- [PROBLEM TO WORK ON] Omit the pictures, then reproduce every remaining record exactly.

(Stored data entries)
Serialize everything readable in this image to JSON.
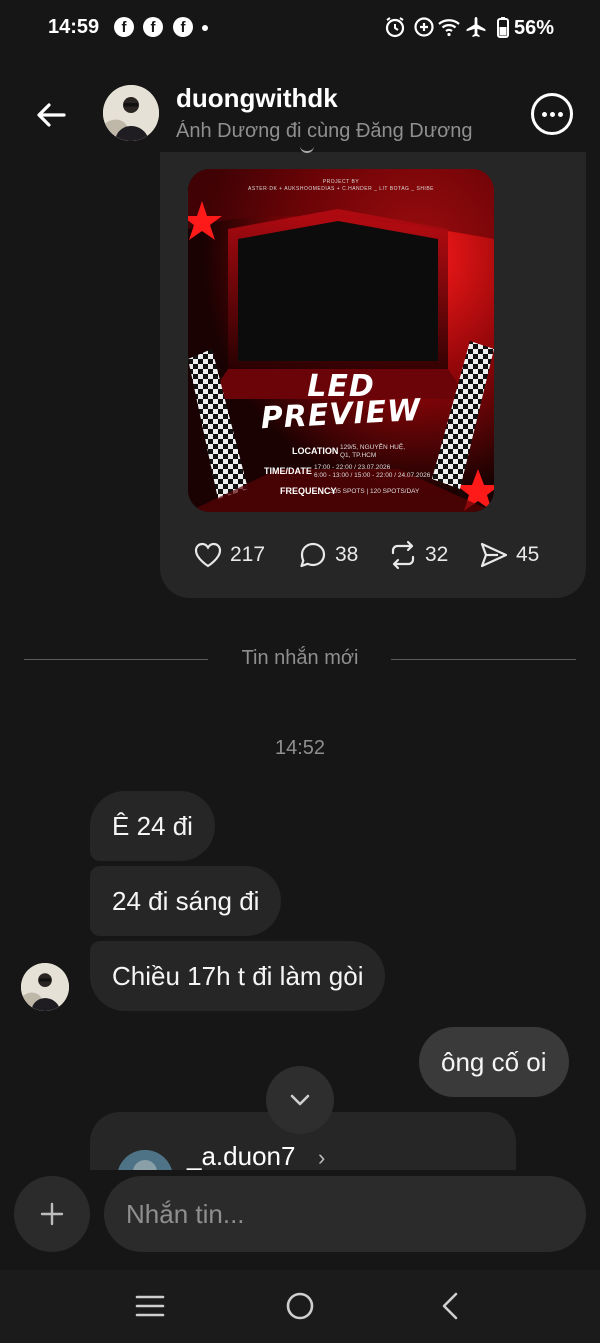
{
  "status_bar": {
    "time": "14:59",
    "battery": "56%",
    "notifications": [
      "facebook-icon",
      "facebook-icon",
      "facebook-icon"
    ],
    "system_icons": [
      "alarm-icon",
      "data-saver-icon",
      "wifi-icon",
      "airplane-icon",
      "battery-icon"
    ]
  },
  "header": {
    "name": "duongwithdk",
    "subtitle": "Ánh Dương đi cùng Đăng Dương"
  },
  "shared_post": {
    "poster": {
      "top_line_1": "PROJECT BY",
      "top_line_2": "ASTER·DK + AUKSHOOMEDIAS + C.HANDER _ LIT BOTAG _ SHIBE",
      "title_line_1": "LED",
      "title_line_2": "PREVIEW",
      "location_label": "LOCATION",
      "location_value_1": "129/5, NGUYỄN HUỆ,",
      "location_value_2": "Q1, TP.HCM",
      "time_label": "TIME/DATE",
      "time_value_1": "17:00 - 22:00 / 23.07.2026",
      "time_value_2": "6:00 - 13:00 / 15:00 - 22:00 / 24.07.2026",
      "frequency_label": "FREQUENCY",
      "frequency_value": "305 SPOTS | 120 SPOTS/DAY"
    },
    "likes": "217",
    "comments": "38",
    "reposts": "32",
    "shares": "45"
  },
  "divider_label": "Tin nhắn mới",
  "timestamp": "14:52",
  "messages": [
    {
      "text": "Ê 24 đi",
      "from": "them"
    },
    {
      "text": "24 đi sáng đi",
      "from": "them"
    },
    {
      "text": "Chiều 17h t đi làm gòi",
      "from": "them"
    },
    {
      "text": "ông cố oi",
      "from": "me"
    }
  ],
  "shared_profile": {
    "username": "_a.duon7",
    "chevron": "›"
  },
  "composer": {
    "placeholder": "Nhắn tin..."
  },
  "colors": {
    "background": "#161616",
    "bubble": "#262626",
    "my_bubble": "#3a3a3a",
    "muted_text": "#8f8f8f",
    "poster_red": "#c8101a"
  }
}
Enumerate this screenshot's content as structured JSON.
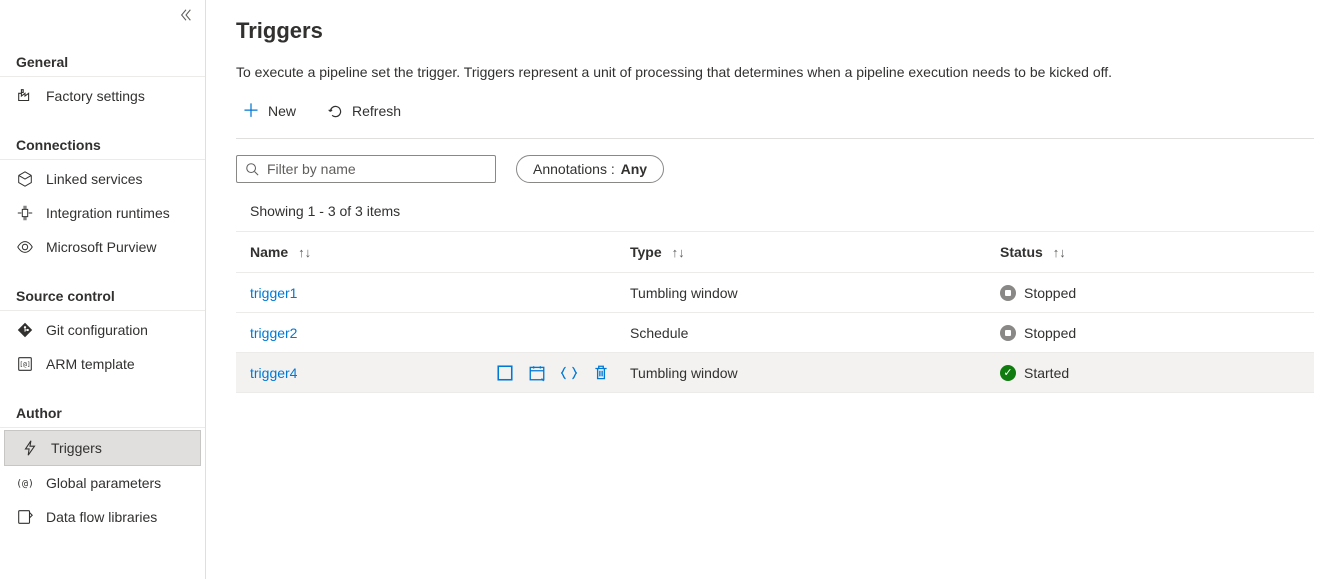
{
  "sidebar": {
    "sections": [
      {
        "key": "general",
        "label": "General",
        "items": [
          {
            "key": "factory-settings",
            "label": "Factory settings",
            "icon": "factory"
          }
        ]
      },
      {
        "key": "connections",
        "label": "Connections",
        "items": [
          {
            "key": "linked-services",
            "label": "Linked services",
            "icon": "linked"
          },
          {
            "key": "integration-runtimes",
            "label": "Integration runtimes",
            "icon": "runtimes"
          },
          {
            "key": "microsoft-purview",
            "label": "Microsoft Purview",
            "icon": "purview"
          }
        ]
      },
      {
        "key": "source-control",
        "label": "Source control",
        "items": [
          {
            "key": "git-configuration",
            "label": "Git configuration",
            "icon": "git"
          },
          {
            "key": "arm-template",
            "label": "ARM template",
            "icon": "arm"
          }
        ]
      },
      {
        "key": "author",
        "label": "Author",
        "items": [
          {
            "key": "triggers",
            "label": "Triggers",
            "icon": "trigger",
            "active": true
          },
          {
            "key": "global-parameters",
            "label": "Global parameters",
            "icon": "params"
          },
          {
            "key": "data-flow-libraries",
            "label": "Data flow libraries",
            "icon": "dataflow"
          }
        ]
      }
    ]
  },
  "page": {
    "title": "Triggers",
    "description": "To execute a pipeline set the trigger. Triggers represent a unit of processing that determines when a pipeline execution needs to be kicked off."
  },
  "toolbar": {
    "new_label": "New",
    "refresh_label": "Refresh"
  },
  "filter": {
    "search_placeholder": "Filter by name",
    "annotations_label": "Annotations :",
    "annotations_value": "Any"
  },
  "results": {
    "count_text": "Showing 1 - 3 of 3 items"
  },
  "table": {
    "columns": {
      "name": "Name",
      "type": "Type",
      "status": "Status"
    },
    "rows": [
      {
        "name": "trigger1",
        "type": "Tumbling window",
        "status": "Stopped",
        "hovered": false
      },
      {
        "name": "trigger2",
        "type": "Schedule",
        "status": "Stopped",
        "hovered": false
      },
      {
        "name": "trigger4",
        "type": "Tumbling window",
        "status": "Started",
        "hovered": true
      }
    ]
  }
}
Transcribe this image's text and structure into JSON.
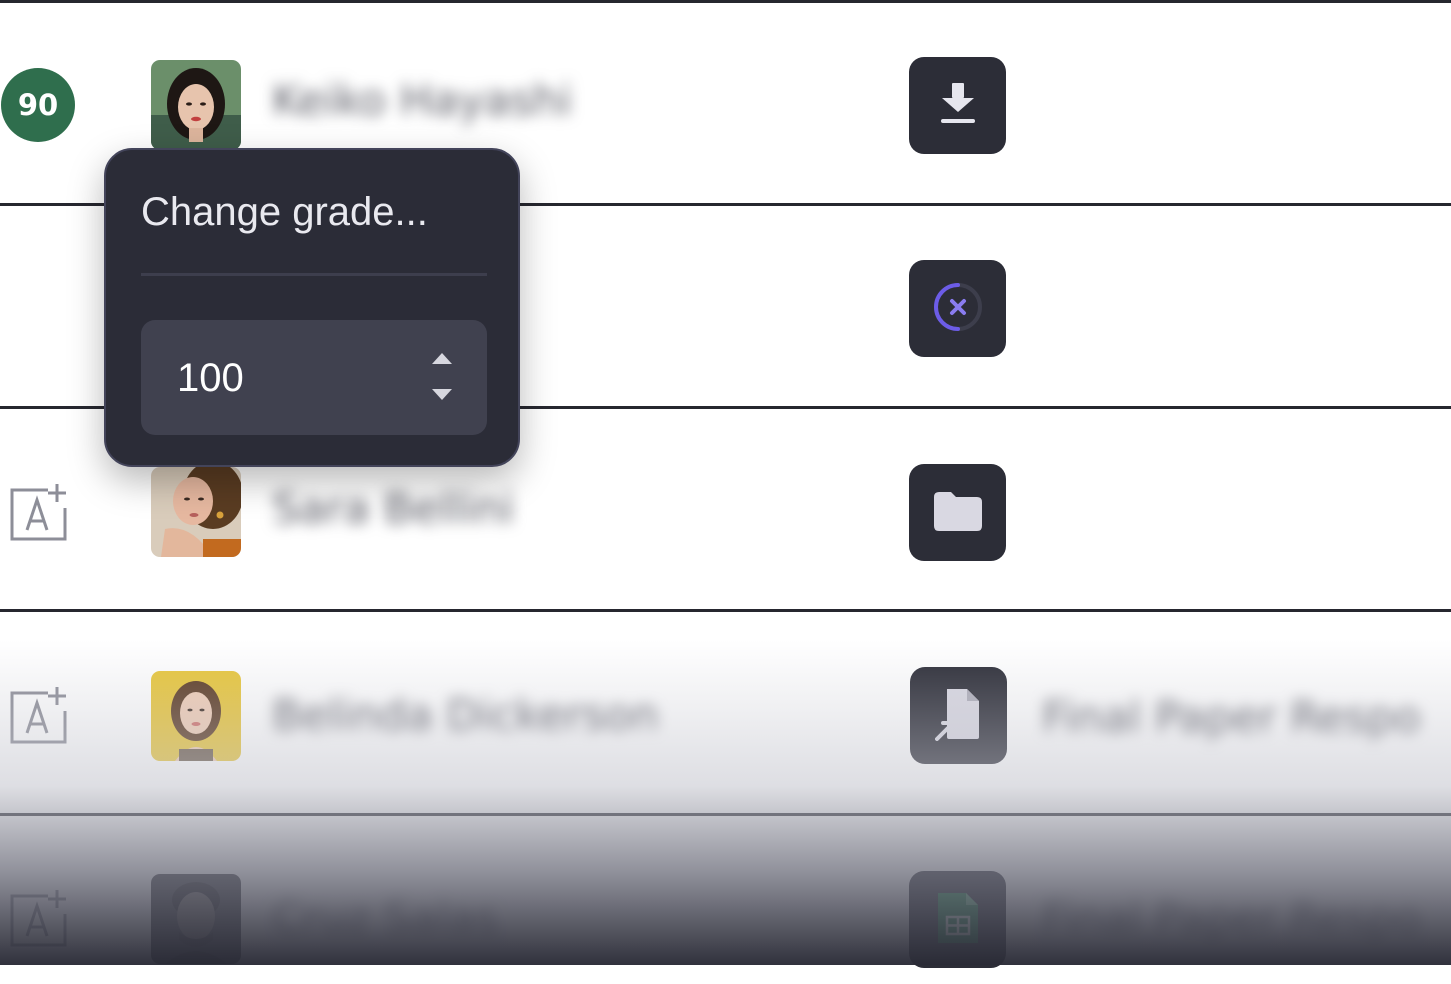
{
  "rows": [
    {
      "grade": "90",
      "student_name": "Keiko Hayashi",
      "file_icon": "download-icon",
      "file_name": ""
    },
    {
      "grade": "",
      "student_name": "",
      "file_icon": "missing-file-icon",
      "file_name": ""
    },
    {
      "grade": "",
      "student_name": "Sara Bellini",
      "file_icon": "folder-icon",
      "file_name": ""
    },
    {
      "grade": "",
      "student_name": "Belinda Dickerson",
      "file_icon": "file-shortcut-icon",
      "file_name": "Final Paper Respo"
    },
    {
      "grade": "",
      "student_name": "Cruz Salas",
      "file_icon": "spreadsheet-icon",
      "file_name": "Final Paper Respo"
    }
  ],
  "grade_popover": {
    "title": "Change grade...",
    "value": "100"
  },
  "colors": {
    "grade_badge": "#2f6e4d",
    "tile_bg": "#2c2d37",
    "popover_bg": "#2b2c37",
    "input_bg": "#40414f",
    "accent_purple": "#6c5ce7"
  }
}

- [REPLY TO THE EXERCISE]
Serialize everything readable in this image to JSON.
{
  "status_bar": {
    "time": "14:59",
    "battery": "56%",
    "notifications": [
      "facebook-icon",
      "facebook-icon",
      "facebook-icon"
    ],
    "system_icons": [
      "alarm-icon",
      "data-saver-icon",
      "wifi-icon",
      "airplane-icon",
      "battery-icon"
    ]
  },
  "header": {
    "name": "duongwithdk",
    "subtitle": "Ánh Dương đi cùng Đăng Dương"
  },
  "shared_post": {
    "poster": {
      "top_line_1": "PROJECT BY",
      "top_line_2": "ASTER·DK + AUKSHOOMEDIAS + C.HANDER _ LIT BOTAG _ SHIBE",
      "title_line_1": "LED",
      "title_line_2": "PREVIEW",
      "location_label": "LOCATION",
      "location_value_1": "129/5, NGUYỄN HUỆ,",
      "location_value_2": "Q1, TP.HCM",
      "time_label": "TIME/DATE",
      "time_value_1": "17:00 - 22:00 / 23.07.2026",
      "time_value_2": "6:00 - 13:00 / 15:00 - 22:00 / 24.07.2026",
      "frequency_label": "FREQUENCY",
      "frequency_value": "305 SPOTS | 120 SPOTS/DAY"
    },
    "likes": "217",
    "comments": "38",
    "reposts": "32",
    "shares": "45"
  },
  "divider_label": "Tin nhắn mới",
  "timestamp": "14:52",
  "messages": [
    {
      "text": "Ê 24 đi",
      "from": "them"
    },
    {
      "text": "24 đi sáng đi",
      "from": "them"
    },
    {
      "text": "Chiều 17h t đi làm gòi",
      "from": "them"
    },
    {
      "text": "ông cố oi",
      "from": "me"
    }
  ],
  "shared_profile": {
    "username": "_a.duon7",
    "chevron": "›"
  },
  "composer": {
    "placeholder": "Nhắn tin..."
  },
  "colors": {
    "background": "#161616",
    "bubble": "#262626",
    "my_bubble": "#3a3a3a",
    "muted_text": "#8f8f8f",
    "poster_red": "#c8101a"
  }
}
Enumerate this screenshot's content as structured JSON.
{
  "sidebar": {
    "sections": [
      {
        "key": "general",
        "label": "General",
        "items": [
          {
            "key": "factory-settings",
            "label": "Factory settings",
            "icon": "factory"
          }
        ]
      },
      {
        "key": "connections",
        "label": "Connections",
        "items": [
          {
            "key": "linked-services",
            "label": "Linked services",
            "icon": "linked"
          },
          {
            "key": "integration-runtimes",
            "label": "Integration runtimes",
            "icon": "runtimes"
          },
          {
            "key": "microsoft-purview",
            "label": "Microsoft Purview",
            "icon": "purview"
          }
        ]
      },
      {
        "key": "source-control",
        "label": "Source control",
        "items": [
          {
            "key": "git-configuration",
            "label": "Git configuration",
            "icon": "git"
          },
          {
            "key": "arm-template",
            "label": "ARM template",
            "icon": "arm"
          }
        ]
      },
      {
        "key": "author",
        "label": "Author",
        "items": [
          {
            "key": "triggers",
            "label": "Triggers",
            "icon": "trigger",
            "active": true
          },
          {
            "key": "global-parameters",
            "label": "Global parameters",
            "icon": "params"
          },
          {
            "key": "data-flow-libraries",
            "label": "Data flow libraries",
            "icon": "dataflow"
          }
        ]
      }
    ]
  },
  "page": {
    "title": "Triggers",
    "description": "To execute a pipeline set the trigger. Triggers represent a unit of processing that determines when a pipeline execution needs to be kicked off."
  },
  "toolbar": {
    "new_label": "New",
    "refresh_label": "Refresh"
  },
  "filter": {
    "search_placeholder": "Filter by name",
    "annotations_label": "Annotations :",
    "annotations_value": "Any"
  },
  "results": {
    "count_text": "Showing 1 - 3 of 3 items"
  },
  "table": {
    "columns": {
      "name": "Name",
      "type": "Type",
      "status": "Status"
    },
    "rows": [
      {
        "name": "trigger1",
        "type": "Tumbling window",
        "status": "Stopped",
        "hovered": false
      },
      {
        "name": "trigger2",
        "type": "Schedule",
        "status": "Stopped",
        "hovered": false
      },
      {
        "name": "trigger4",
        "type": "Tumbling window",
        "status": "Started",
        "hovered": true
      }
    ]
  }
}
Transcribe this image's text and structure into JSON.
{
  "rows": [
    {
      "grade": "90",
      "student_name": "Keiko Hayashi",
      "file_icon": "download-icon",
      "file_name": ""
    },
    {
      "grade": "",
      "student_name": "",
      "file_icon": "missing-file-icon",
      "file_name": ""
    },
    {
      "grade": "",
      "student_name": "Sara Bellini",
      "file_icon": "folder-icon",
      "file_name": ""
    },
    {
      "grade": "",
      "student_name": "Belinda Dickerson",
      "file_icon": "file-shortcut-icon",
      "file_name": "Final Paper Respo"
    },
    {
      "grade": "",
      "student_name": "Cruz Salas",
      "file_icon": "spreadsheet-icon",
      "file_name": "Final Paper Respo"
    }
  ],
  "grade_popover": {
    "title": "Change grade...",
    "value": "100"
  },
  "colors": {
    "grade_badge": "#2f6e4d",
    "tile_bg": "#2c2d37",
    "popover_bg": "#2b2c37",
    "input_bg": "#40414f",
    "accent_purple": "#6c5ce7"
  }
}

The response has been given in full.